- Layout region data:
START

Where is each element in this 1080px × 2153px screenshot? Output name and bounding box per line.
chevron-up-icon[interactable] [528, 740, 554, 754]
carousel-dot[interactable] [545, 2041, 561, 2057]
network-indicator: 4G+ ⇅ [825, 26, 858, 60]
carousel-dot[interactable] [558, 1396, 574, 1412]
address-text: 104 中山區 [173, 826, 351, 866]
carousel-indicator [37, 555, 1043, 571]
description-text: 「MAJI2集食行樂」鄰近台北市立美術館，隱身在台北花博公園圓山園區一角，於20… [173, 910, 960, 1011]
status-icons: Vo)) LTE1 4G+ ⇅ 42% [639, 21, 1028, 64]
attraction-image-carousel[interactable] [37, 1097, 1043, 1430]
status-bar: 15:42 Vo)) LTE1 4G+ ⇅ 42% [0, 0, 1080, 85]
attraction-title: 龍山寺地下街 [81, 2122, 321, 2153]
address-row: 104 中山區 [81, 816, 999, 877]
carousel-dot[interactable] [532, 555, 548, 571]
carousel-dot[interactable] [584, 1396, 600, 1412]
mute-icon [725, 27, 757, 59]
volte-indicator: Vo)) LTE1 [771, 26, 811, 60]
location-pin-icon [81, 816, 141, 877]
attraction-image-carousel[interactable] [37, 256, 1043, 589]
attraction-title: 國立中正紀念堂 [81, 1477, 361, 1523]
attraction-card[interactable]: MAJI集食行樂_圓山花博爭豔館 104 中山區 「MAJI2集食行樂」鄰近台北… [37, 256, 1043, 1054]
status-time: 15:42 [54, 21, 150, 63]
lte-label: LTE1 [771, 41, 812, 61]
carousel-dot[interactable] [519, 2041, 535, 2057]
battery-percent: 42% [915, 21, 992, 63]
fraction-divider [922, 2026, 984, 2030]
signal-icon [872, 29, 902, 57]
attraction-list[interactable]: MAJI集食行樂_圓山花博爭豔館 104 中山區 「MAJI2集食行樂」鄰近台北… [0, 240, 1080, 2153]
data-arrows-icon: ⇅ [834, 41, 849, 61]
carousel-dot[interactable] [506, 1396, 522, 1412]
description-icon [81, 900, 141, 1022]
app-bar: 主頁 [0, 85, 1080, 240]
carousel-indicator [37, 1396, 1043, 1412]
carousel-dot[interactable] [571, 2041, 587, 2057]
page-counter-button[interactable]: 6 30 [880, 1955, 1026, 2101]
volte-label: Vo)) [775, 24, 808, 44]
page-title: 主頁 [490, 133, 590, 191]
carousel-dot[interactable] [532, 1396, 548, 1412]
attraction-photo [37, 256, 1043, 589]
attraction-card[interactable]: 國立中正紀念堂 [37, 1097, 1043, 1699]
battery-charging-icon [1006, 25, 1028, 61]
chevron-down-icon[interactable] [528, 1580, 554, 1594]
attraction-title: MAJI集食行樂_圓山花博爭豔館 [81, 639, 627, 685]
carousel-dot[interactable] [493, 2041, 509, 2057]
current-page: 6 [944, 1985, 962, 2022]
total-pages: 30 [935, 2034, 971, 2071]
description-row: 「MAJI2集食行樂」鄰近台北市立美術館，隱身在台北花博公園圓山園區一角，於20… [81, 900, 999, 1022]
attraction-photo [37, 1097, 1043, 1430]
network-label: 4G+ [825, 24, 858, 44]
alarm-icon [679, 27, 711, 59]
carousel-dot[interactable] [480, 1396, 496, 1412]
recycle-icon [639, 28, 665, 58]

END

- Task goal: Copy every line of the data above verbatim, with no changes.

- Expected answer:
Where is each element in this 1080px × 2153px screenshot? Output name and bounding box per line.
chevron-up-icon[interactable] [528, 740, 554, 754]
carousel-dot[interactable] [545, 2041, 561, 2057]
network-indicator: 4G+ ⇅ [825, 26, 858, 60]
carousel-dot[interactable] [558, 1396, 574, 1412]
address-text: 104 中山區 [173, 826, 351, 866]
carousel-indicator [37, 555, 1043, 571]
description-text: 「MAJI2集食行樂」鄰近台北市立美術館，隱身在台北花博公園圓山園區一角，於20… [173, 910, 960, 1011]
status-icons: Vo)) LTE1 4G+ ⇅ 42% [639, 21, 1028, 64]
attraction-image-carousel[interactable] [37, 1097, 1043, 1430]
status-bar: 15:42 Vo)) LTE1 4G+ ⇅ 42% [0, 0, 1080, 85]
attraction-title: 龍山寺地下街 [81, 2122, 321, 2153]
address-row: 104 中山區 [81, 816, 999, 877]
carousel-dot[interactable] [532, 555, 548, 571]
carousel-dot[interactable] [584, 1396, 600, 1412]
mute-icon [725, 27, 757, 59]
volte-indicator: Vo)) LTE1 [771, 26, 811, 60]
location-pin-icon [81, 816, 141, 877]
attraction-image-carousel[interactable] [37, 256, 1043, 589]
attraction-title: 國立中正紀念堂 [81, 1477, 361, 1523]
attraction-card[interactable]: MAJI集食行樂_圓山花博爭豔館 104 中山區 「MAJI2集食行樂」鄰近台北… [37, 256, 1043, 1054]
status-time: 15:42 [54, 21, 150, 63]
lte-label: LTE1 [771, 41, 812, 61]
carousel-dot[interactable] [519, 2041, 535, 2057]
battery-percent: 42% [915, 21, 992, 63]
fraction-divider [922, 2026, 984, 2030]
signal-icon [872, 29, 902, 57]
attraction-list[interactable]: MAJI集食行樂_圓山花博爭豔館 104 中山區 「MAJI2集食行樂」鄰近台北… [0, 240, 1080, 2153]
data-arrows-icon: ⇅ [834, 41, 849, 61]
carousel-dot[interactable] [506, 1396, 522, 1412]
description-icon [81, 900, 141, 1022]
app-bar: 主頁 [0, 85, 1080, 240]
carousel-indicator [37, 1396, 1043, 1412]
carousel-dot[interactable] [571, 2041, 587, 2057]
page-counter-button[interactable]: 6 30 [880, 1955, 1026, 2101]
volte-label: Vo)) [775, 24, 808, 44]
page-title: 主頁 [490, 133, 590, 191]
carousel-dot[interactable] [532, 1396, 548, 1412]
attraction-photo [37, 256, 1043, 589]
attraction-card[interactable]: 國立中正紀念堂 [37, 1097, 1043, 1699]
battery-charging-icon [1006, 25, 1028, 61]
chevron-down-icon[interactable] [528, 1580, 554, 1594]
attraction-title: MAJI集食行樂_圓山花博爭豔館 [81, 639, 627, 685]
carousel-dot[interactable] [493, 2041, 509, 2057]
current-page: 6 [944, 1985, 962, 2022]
total-pages: 30 [935, 2034, 971, 2071]
description-row: 「MAJI2集食行樂」鄰近台北市立美術館，隱身在台北花博公園圓山園區一角，於20… [81, 900, 999, 1022]
attraction-photo [37, 1097, 1043, 1430]
network-label: 4G+ [825, 24, 858, 44]
alarm-icon [679, 27, 711, 59]
carousel-dot[interactable] [480, 1396, 496, 1412]
recycle-icon [639, 28, 665, 58]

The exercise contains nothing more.